- What is expected -
Each line of the listing that contains the word "hướng" is to be copied.

- The input -
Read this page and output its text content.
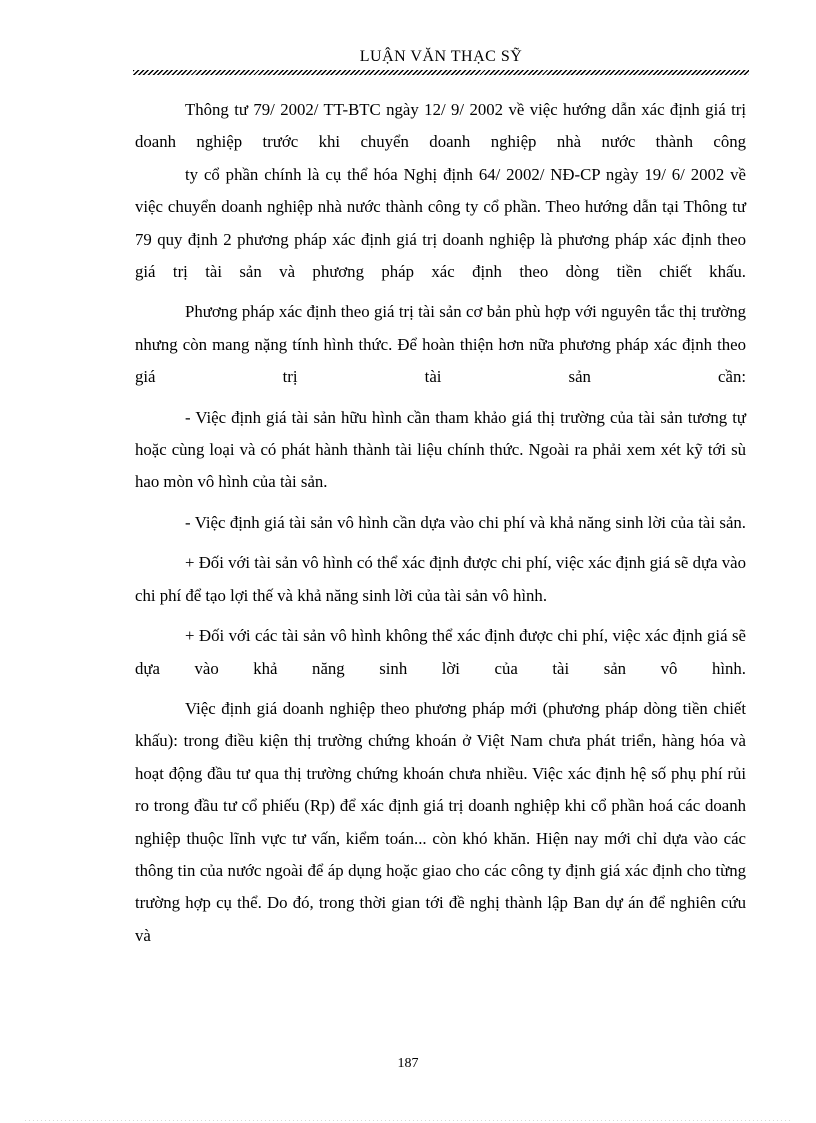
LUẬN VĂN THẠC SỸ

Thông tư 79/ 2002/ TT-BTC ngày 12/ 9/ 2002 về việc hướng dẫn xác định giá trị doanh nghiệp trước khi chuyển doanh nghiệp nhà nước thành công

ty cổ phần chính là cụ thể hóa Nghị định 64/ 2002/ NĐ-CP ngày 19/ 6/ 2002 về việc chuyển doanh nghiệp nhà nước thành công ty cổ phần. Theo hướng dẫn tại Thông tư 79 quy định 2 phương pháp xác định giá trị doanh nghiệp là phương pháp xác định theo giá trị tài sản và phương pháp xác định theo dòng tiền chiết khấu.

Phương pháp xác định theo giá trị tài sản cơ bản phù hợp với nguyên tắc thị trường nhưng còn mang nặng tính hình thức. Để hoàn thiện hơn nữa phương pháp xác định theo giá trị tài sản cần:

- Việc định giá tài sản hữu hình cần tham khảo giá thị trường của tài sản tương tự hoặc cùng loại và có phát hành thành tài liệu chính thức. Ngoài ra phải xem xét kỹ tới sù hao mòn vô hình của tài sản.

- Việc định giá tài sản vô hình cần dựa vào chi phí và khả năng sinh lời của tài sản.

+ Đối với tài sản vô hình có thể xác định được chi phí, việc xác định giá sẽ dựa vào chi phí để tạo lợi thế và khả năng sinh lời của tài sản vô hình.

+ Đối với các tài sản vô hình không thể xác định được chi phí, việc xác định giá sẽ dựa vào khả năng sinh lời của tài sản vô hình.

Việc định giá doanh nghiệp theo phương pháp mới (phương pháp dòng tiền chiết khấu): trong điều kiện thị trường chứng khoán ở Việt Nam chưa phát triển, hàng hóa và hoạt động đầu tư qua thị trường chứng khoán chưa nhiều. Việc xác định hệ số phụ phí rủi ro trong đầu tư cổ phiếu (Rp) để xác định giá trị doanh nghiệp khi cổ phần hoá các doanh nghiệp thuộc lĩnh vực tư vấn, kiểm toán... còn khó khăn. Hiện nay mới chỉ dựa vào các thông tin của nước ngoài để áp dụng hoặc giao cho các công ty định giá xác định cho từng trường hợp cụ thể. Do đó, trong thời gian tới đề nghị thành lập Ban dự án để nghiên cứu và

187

- Result -
Thông tư 79/ 2002/ TT-BTC ngày 12/ 9/ 2002 về việc hướng dẫn xác định giá trị doanh nghiệp trước khi chuyển doanh nghiệp nhà nước thành công
ty cổ phần chính là cụ thể hóa Nghị định 64/ 2002/ NĐ-CP ngày 19/ 6/ 2002 về việc chuyển doanh nghiệp nhà nước thành công ty cổ phần. Theo hướng dẫn tại Thông tư 79 quy định 2 phương pháp xác định giá trị doanh nghiệp là phương pháp xác định theo giá trị tài sản và phương pháp xác định theo dòng tiền chiết khấu.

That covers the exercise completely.